Task prompt - Extract precisely the lines that run from the line containing "Extract the structured" to the end of the records below, with both ends included and pictures omitted.

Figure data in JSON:
########

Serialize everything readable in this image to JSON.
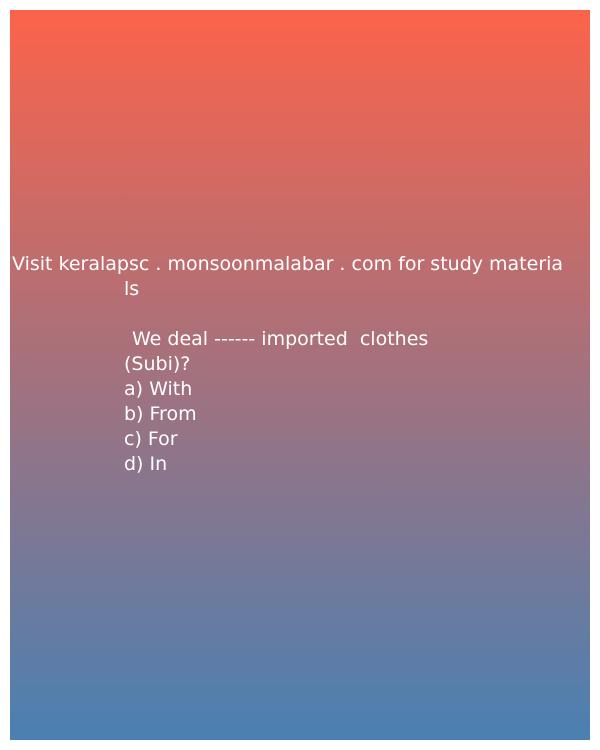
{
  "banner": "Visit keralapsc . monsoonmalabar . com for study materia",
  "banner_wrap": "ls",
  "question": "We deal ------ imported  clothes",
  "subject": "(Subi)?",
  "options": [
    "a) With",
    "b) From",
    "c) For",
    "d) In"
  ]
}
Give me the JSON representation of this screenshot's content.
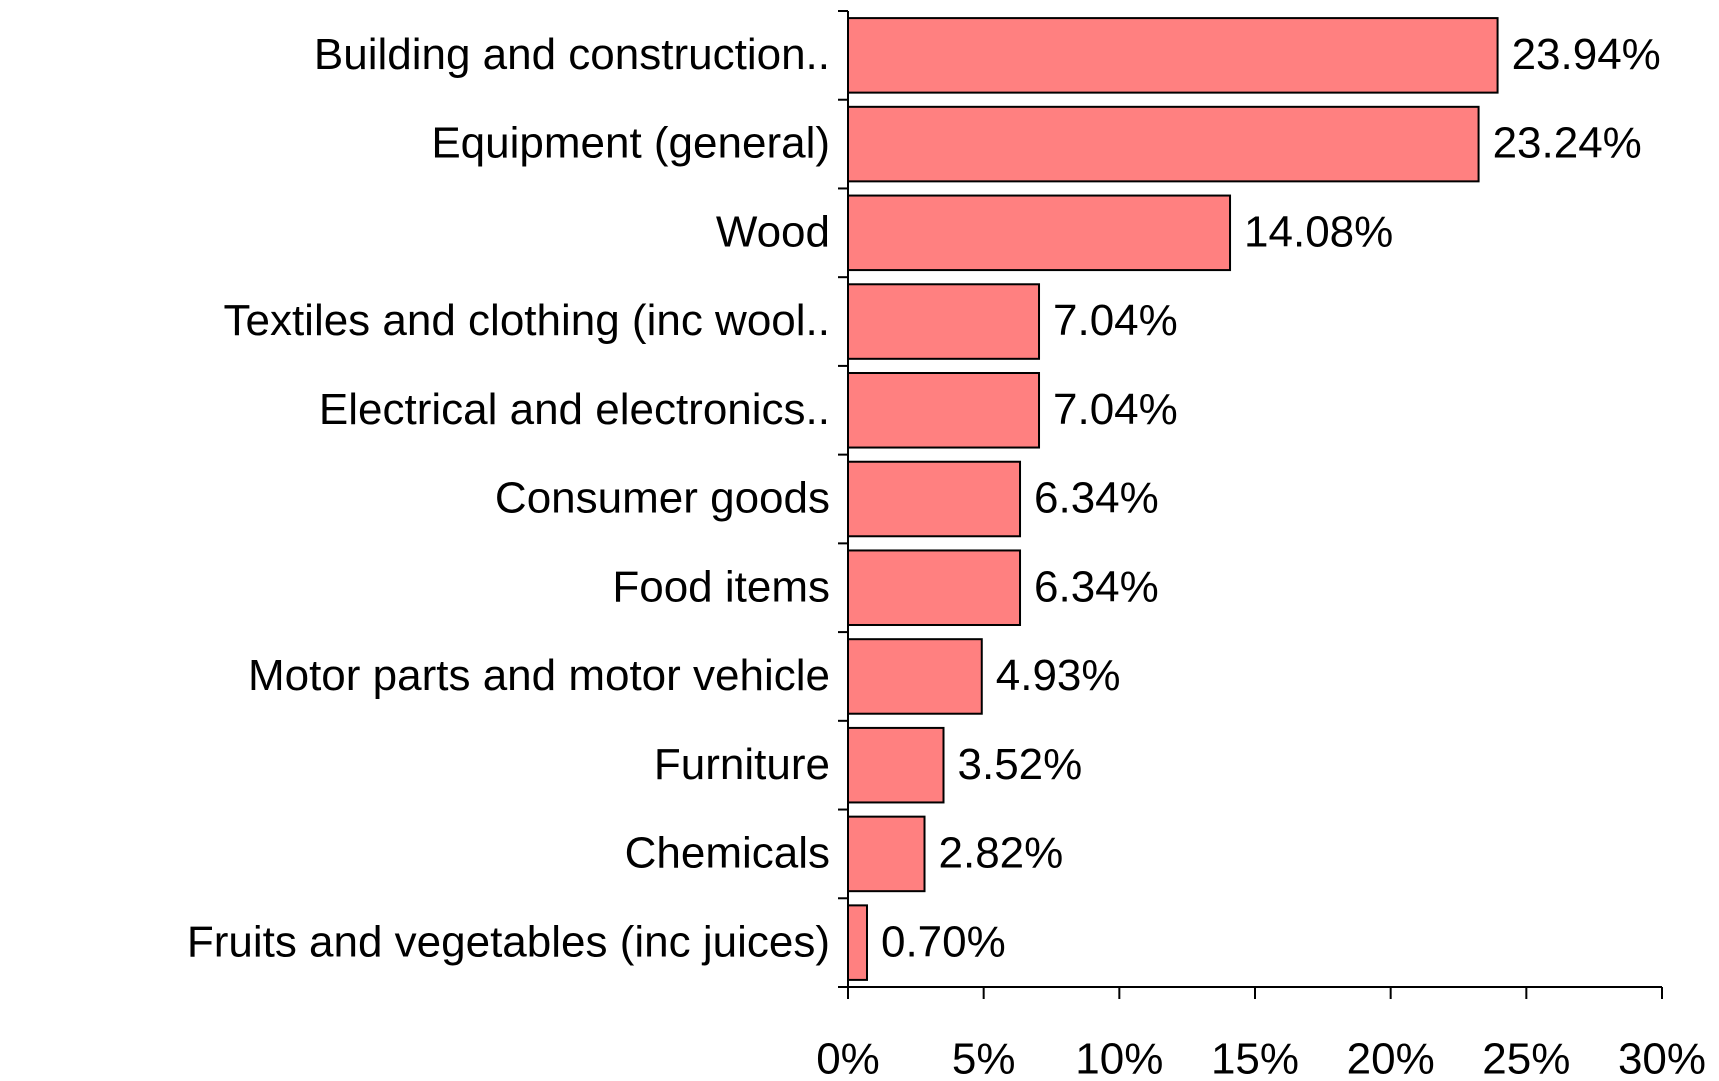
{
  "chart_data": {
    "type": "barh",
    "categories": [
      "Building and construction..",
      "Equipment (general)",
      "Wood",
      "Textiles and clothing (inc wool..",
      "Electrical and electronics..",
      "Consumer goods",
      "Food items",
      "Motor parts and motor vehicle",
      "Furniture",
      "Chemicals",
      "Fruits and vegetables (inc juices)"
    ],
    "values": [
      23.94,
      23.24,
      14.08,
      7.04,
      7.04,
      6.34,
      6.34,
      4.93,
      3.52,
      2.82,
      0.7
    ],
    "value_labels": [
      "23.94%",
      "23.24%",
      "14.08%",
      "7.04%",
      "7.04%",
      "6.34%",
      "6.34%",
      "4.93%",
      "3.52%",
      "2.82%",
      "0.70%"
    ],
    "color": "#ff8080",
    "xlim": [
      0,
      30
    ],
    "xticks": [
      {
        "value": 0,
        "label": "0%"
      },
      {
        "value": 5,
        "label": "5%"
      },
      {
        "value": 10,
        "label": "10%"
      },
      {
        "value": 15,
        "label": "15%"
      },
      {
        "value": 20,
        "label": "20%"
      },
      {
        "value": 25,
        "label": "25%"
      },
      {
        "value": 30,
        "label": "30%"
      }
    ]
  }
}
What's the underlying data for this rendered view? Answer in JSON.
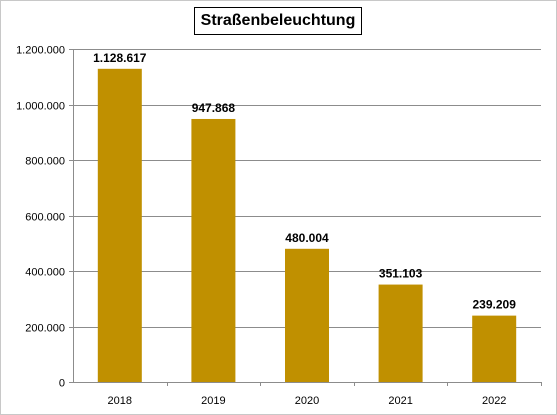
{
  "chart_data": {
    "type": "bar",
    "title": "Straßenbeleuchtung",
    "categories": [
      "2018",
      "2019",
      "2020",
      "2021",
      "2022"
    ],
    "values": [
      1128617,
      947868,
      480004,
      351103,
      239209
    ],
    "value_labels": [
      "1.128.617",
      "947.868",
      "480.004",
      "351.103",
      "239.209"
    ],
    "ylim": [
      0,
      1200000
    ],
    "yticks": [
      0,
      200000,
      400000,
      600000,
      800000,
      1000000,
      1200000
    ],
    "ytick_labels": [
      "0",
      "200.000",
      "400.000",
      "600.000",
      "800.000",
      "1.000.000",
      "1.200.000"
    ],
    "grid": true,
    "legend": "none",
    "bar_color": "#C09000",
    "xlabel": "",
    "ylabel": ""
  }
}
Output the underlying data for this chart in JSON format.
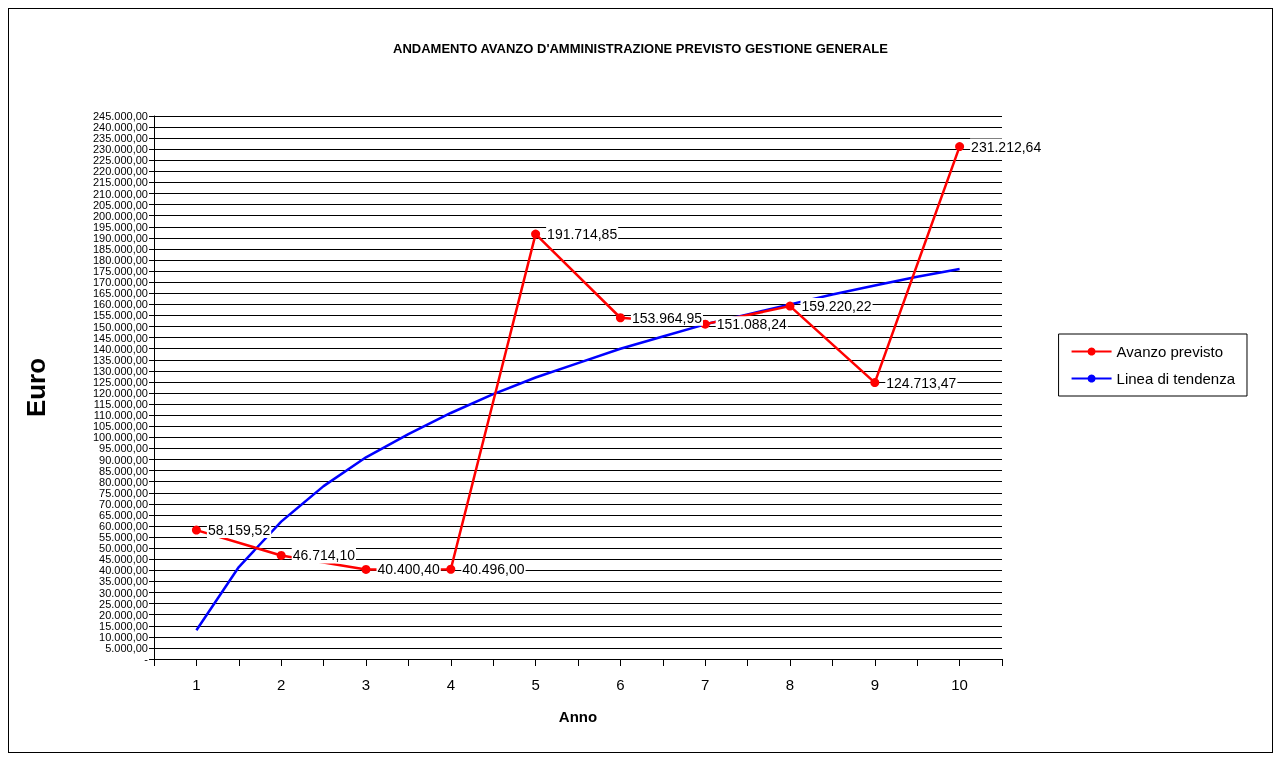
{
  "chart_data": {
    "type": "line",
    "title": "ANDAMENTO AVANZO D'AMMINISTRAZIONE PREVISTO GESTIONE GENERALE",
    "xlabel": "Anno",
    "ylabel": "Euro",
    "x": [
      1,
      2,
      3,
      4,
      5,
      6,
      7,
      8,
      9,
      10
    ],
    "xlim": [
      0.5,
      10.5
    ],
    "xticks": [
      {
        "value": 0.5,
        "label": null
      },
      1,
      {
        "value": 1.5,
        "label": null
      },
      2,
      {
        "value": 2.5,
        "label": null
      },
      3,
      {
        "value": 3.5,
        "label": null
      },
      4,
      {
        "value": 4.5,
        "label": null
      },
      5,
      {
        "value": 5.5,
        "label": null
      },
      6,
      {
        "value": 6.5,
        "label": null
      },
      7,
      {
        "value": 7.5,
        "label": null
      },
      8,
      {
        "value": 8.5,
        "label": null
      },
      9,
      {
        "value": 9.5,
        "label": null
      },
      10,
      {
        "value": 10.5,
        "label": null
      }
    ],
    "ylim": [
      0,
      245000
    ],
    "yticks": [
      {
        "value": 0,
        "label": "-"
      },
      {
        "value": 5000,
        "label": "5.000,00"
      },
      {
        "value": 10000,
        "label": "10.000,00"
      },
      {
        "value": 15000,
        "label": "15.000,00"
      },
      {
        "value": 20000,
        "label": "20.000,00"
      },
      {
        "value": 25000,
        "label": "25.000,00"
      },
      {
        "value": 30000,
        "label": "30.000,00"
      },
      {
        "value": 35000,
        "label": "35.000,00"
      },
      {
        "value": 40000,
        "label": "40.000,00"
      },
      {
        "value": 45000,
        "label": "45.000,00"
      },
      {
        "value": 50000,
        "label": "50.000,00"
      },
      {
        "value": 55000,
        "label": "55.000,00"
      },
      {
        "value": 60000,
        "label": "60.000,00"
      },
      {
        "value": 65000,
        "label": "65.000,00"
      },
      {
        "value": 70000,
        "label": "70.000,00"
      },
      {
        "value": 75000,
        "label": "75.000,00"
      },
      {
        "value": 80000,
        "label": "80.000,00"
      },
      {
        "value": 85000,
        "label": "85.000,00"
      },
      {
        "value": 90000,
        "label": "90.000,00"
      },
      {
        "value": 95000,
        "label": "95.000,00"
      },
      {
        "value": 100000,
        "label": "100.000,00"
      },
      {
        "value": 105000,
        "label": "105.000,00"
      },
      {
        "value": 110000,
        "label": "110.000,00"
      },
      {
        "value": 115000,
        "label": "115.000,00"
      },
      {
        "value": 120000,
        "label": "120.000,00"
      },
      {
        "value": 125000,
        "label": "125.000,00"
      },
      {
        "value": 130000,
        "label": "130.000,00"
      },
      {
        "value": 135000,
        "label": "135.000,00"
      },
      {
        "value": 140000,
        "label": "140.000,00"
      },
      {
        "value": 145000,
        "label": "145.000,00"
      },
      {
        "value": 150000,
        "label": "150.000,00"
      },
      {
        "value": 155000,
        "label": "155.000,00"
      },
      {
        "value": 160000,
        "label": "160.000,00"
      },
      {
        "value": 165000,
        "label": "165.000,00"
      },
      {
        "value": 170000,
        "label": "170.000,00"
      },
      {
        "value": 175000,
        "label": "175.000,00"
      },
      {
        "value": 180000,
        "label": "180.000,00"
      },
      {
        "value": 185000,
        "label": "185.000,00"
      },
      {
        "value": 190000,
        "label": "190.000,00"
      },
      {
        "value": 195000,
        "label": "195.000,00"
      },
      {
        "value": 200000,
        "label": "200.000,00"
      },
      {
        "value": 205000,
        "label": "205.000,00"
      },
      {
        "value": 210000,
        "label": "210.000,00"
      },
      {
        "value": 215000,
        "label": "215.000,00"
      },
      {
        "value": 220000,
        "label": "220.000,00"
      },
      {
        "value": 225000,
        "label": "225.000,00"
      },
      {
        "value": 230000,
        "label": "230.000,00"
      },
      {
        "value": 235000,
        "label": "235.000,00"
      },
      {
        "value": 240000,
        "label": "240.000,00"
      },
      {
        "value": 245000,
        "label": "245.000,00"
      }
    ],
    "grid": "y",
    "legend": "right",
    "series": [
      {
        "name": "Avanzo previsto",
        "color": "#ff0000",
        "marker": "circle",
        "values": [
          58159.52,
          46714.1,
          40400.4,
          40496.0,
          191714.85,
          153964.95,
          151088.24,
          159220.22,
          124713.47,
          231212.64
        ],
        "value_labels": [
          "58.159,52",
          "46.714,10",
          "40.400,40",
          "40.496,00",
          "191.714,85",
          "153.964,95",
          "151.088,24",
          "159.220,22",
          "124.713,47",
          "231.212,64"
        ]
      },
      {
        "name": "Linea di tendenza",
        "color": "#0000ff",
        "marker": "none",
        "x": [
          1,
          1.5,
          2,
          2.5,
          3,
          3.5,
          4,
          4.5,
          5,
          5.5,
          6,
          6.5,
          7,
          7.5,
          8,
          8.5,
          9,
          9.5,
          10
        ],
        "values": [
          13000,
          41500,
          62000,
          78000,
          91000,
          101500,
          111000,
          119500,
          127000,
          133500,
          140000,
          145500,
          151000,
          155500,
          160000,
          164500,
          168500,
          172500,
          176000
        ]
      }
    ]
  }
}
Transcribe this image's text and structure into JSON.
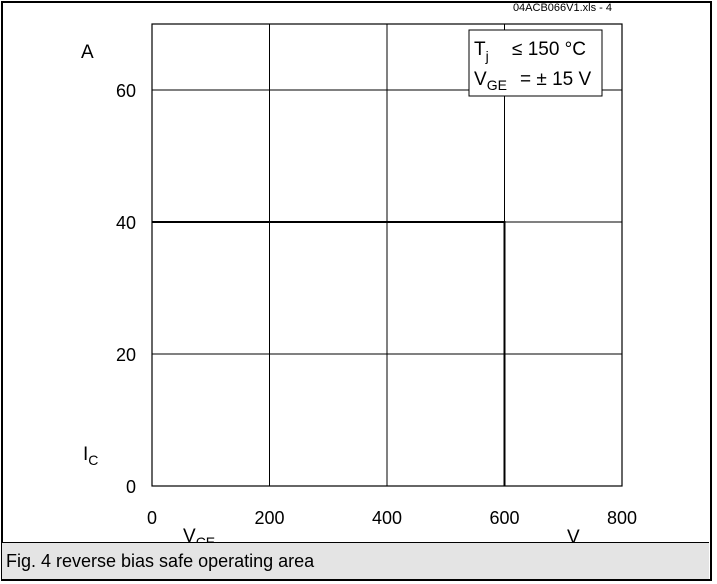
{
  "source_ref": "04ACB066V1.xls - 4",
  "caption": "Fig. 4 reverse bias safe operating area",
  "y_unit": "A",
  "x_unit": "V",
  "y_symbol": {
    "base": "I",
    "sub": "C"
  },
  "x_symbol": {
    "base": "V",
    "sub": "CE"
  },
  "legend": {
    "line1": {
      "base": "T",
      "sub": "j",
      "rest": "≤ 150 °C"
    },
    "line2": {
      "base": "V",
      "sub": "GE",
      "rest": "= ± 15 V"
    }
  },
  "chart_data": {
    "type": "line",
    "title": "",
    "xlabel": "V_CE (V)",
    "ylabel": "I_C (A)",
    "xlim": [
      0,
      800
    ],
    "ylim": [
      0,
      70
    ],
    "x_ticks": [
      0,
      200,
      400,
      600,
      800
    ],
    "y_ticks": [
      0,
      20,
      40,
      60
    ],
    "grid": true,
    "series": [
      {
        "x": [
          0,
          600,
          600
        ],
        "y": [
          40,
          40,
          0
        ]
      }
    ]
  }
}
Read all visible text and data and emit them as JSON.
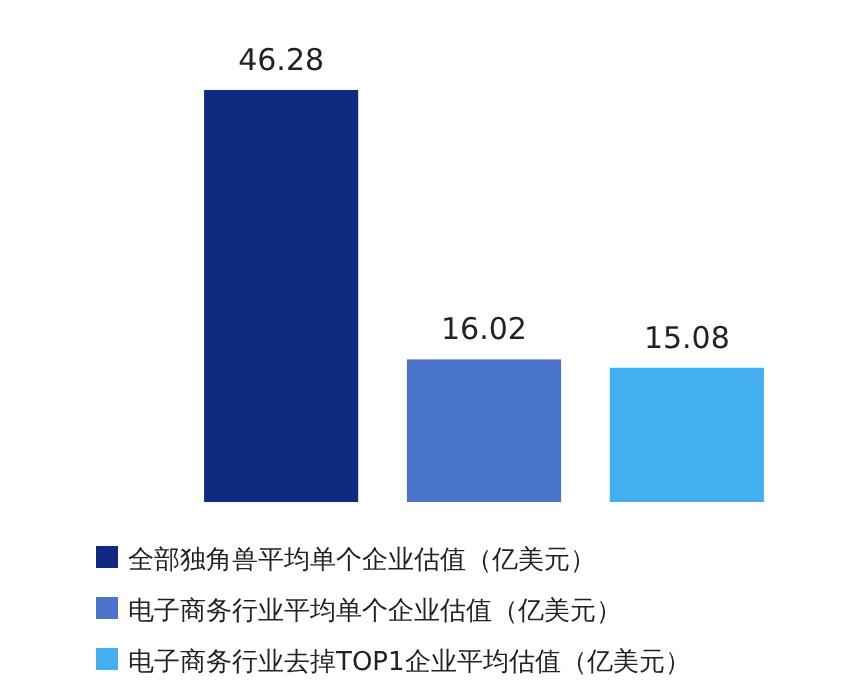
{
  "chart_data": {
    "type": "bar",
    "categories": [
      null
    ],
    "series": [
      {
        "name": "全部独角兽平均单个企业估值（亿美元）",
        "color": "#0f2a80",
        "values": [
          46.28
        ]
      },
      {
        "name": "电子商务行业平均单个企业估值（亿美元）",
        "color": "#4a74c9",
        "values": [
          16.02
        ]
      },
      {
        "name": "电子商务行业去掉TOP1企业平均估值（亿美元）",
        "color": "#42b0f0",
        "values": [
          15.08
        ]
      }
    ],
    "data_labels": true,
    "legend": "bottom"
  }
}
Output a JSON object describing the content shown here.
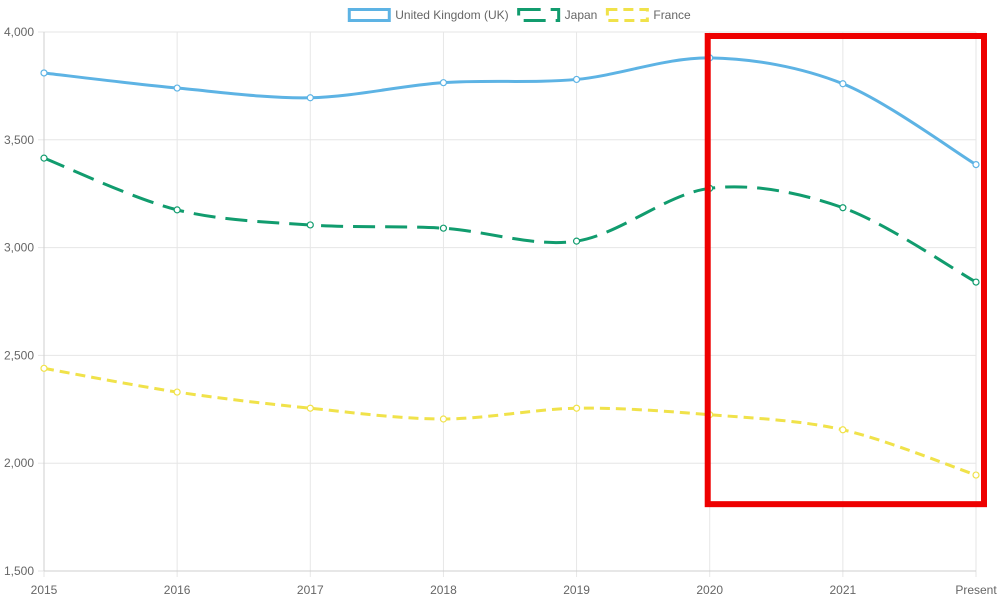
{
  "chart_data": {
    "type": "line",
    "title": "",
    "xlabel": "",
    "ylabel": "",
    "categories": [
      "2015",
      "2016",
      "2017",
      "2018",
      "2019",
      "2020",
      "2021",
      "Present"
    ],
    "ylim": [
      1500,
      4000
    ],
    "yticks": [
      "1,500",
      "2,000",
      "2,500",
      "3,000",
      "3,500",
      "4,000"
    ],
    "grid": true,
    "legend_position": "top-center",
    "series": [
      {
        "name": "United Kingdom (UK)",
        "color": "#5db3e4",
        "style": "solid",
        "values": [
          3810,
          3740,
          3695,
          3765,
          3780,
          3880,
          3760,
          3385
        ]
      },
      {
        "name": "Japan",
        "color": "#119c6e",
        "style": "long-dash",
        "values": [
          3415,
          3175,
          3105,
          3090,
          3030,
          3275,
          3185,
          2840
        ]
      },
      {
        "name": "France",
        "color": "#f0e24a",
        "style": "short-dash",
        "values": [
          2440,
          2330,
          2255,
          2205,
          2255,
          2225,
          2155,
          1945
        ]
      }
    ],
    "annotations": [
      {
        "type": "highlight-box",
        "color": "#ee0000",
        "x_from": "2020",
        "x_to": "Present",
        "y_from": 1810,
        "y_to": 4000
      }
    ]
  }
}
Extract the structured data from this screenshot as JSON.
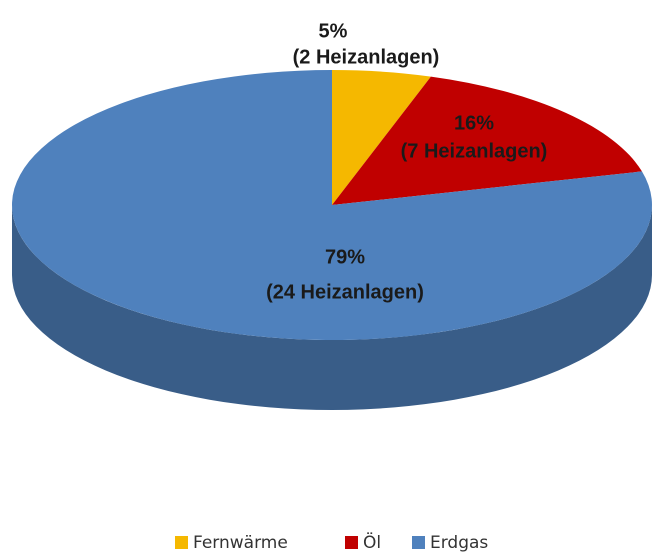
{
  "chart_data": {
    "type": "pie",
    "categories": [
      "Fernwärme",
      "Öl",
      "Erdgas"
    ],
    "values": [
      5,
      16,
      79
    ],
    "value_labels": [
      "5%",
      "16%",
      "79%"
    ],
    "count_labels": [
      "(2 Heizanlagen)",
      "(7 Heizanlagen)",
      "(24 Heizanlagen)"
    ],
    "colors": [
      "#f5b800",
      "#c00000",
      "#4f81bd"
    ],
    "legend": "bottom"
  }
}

########

The output -
Extract the structured data from this screenshot as JSON.
{
  "chart_data": {
    "type": "pie",
    "categories": [
      "Fernwärme",
      "Öl",
      "Erdgas"
    ],
    "values": [
      5,
      16,
      79
    ],
    "value_labels": [
      "5%",
      "16%",
      "79%"
    ],
    "count_labels": [
      "(2 Heizanlagen)",
      "(7 Heizanlagen)",
      "(24 Heizanlagen)"
    ],
    "colors": [
      "#f5b800",
      "#c00000",
      "#4f81bd"
    ],
    "legend": "bottom"
  }
}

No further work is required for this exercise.